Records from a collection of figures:
==================================================

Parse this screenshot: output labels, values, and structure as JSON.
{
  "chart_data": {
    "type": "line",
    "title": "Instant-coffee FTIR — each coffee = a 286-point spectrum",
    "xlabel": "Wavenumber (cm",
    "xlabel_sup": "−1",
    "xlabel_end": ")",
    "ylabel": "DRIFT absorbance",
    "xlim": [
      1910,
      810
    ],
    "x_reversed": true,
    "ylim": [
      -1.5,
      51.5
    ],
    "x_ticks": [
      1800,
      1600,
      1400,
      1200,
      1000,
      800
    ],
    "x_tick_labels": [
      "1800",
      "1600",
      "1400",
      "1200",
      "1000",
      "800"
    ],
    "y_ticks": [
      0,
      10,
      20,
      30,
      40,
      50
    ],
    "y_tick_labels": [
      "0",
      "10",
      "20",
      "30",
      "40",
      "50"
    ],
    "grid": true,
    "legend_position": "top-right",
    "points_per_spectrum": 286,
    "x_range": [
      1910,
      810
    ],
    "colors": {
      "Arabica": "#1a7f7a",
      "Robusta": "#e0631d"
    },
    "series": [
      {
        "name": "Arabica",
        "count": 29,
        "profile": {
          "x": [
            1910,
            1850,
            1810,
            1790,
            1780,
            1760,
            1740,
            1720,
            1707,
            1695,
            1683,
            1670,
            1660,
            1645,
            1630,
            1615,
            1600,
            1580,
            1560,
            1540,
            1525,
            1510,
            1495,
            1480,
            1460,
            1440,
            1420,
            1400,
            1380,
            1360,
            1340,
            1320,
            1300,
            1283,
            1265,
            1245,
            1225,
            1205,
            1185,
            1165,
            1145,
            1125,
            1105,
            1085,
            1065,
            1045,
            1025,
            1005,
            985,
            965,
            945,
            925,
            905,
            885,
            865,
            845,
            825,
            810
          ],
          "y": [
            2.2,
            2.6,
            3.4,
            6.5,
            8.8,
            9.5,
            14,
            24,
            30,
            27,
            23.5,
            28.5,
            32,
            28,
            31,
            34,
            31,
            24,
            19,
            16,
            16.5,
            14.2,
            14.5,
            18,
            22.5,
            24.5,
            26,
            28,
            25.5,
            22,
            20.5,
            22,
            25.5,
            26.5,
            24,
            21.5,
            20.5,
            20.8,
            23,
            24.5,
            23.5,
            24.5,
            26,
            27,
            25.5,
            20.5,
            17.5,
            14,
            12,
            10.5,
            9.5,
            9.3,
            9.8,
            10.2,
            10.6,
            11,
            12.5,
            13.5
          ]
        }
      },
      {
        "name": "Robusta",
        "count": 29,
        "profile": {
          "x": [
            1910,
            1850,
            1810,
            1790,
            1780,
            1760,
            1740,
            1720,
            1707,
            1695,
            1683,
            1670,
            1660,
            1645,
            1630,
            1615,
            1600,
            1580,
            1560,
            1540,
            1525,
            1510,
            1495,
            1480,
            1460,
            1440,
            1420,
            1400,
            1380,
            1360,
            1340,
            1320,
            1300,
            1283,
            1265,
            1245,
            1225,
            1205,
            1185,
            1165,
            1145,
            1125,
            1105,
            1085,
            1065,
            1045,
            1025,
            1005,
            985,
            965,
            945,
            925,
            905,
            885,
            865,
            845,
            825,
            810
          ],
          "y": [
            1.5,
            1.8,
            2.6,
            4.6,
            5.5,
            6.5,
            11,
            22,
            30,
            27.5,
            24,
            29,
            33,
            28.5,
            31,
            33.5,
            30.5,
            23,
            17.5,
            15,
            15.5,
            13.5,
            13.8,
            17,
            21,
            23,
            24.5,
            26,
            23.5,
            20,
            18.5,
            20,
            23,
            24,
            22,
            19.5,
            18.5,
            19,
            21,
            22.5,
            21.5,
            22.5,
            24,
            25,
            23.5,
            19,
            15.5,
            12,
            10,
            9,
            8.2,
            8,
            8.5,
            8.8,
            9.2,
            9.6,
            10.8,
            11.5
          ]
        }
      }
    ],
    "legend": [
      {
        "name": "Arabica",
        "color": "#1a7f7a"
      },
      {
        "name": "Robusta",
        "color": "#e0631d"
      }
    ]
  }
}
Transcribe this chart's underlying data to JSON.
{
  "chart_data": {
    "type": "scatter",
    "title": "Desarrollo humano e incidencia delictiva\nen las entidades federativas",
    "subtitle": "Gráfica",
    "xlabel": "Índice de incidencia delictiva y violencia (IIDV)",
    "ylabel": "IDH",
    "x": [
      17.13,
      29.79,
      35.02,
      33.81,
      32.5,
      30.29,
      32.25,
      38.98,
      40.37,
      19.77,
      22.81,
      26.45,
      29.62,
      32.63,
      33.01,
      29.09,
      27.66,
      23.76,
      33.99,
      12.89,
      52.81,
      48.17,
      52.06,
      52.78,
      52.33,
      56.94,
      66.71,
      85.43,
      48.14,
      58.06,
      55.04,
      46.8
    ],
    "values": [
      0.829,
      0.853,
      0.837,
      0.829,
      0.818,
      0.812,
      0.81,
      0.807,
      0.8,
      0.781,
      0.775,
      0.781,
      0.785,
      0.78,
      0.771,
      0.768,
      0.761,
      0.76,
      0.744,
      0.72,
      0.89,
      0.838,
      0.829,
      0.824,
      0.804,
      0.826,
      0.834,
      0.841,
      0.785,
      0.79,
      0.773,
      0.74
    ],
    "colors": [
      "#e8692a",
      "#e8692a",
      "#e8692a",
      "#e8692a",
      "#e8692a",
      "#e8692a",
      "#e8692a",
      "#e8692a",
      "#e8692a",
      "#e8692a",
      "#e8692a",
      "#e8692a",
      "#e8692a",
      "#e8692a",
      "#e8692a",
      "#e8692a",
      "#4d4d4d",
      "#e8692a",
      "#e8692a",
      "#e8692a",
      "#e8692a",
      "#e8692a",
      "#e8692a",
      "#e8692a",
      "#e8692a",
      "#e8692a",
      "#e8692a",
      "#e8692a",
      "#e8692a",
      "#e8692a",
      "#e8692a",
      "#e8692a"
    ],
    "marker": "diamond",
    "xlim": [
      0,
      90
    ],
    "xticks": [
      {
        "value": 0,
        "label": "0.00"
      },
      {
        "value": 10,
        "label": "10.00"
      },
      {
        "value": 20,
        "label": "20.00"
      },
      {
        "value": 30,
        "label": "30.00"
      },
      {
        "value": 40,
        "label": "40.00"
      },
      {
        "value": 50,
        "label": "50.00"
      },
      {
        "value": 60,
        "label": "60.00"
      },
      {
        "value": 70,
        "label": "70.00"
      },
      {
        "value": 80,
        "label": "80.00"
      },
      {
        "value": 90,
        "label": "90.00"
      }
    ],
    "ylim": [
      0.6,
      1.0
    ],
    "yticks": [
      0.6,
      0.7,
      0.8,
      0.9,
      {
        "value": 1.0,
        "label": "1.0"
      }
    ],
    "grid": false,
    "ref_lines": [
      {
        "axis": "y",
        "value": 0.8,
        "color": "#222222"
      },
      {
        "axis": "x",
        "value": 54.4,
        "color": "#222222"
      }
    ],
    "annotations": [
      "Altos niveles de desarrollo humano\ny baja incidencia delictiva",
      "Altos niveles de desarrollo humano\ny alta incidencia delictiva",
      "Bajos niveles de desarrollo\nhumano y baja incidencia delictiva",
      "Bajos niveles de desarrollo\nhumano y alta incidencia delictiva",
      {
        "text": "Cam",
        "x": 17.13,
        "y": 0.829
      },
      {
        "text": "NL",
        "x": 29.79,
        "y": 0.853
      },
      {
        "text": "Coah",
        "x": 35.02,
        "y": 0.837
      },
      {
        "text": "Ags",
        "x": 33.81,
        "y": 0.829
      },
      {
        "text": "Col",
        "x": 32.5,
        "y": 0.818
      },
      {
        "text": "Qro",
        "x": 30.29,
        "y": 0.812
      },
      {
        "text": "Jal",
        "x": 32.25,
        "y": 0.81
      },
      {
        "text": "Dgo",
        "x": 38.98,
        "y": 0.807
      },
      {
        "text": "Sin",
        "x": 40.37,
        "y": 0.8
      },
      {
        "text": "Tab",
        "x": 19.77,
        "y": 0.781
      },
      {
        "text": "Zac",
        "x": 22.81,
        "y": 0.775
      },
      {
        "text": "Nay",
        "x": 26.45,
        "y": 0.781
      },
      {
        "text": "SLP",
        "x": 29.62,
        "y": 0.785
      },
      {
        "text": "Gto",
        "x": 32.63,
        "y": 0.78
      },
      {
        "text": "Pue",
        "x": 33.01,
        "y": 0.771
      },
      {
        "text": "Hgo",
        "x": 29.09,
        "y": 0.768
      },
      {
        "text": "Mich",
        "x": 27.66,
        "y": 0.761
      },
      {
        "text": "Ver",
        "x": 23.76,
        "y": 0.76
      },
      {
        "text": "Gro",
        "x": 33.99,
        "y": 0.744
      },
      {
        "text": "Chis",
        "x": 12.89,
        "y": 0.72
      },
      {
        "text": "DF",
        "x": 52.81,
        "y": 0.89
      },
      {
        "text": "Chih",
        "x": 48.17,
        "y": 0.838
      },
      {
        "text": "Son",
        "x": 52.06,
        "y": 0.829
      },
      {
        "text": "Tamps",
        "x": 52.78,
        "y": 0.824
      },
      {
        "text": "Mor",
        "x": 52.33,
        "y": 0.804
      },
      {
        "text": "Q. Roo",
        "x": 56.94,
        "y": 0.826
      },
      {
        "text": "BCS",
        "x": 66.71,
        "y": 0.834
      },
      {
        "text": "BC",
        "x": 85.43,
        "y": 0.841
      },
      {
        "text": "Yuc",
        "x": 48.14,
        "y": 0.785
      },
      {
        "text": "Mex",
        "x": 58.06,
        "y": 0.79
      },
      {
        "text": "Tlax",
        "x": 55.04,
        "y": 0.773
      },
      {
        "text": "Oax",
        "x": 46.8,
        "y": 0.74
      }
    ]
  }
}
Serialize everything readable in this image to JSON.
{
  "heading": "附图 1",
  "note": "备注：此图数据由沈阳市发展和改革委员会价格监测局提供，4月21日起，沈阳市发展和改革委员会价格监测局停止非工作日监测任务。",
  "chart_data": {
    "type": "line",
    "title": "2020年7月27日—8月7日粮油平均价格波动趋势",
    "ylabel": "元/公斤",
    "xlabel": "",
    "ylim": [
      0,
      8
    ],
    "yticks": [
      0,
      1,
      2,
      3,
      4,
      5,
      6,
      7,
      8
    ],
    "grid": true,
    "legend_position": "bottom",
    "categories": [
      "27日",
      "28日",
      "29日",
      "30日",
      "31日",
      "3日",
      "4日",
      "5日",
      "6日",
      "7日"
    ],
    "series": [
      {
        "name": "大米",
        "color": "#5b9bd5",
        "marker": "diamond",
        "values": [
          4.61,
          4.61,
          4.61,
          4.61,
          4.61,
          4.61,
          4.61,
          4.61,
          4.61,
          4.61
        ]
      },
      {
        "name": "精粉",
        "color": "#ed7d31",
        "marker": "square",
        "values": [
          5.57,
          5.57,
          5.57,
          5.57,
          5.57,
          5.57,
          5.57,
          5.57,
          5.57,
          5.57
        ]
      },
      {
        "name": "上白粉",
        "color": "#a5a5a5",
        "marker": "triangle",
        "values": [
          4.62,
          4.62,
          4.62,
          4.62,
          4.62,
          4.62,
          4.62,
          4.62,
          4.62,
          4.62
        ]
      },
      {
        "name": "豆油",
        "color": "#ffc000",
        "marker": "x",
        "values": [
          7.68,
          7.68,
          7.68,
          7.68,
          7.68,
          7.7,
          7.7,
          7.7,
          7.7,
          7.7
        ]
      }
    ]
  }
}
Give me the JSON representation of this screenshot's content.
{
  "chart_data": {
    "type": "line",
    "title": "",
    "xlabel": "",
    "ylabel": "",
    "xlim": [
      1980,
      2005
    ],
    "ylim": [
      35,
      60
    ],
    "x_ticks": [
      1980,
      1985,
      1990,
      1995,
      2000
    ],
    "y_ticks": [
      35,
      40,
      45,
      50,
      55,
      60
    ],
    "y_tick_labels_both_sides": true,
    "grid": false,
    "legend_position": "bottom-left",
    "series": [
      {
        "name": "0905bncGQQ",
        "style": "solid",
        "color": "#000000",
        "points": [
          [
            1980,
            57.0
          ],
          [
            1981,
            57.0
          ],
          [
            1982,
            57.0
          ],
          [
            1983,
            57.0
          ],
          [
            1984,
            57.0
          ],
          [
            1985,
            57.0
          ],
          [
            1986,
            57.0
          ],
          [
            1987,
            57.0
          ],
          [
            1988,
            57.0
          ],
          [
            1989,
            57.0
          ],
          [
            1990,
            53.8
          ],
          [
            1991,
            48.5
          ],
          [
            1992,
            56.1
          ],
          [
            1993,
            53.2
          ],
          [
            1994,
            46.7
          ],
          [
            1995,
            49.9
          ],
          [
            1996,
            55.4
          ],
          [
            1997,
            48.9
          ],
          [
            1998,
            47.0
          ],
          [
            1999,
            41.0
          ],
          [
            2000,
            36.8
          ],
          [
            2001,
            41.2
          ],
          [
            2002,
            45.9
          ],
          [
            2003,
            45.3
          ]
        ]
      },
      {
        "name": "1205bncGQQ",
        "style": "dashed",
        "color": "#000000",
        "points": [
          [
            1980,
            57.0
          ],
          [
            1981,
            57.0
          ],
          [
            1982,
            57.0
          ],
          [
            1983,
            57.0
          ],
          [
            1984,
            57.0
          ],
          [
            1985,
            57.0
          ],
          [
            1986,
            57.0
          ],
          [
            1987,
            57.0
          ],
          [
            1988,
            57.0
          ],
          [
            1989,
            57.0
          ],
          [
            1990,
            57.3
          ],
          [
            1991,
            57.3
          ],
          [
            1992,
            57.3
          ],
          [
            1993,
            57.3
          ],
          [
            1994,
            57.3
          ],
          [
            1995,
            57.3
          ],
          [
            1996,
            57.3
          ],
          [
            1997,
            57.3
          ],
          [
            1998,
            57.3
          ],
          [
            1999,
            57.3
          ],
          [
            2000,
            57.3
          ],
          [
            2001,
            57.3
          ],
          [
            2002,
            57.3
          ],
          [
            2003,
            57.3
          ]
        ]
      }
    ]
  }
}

==================================================

--- What needs to be done ---
Read the entries and pick out all lines that include the word "baja".

--- Task output ---
      "Altos niveles de desarrollo humano\ny baja incidencia delictiva",
      "Bajos niveles de desarrollo\nhumano y baja incidencia delictiva",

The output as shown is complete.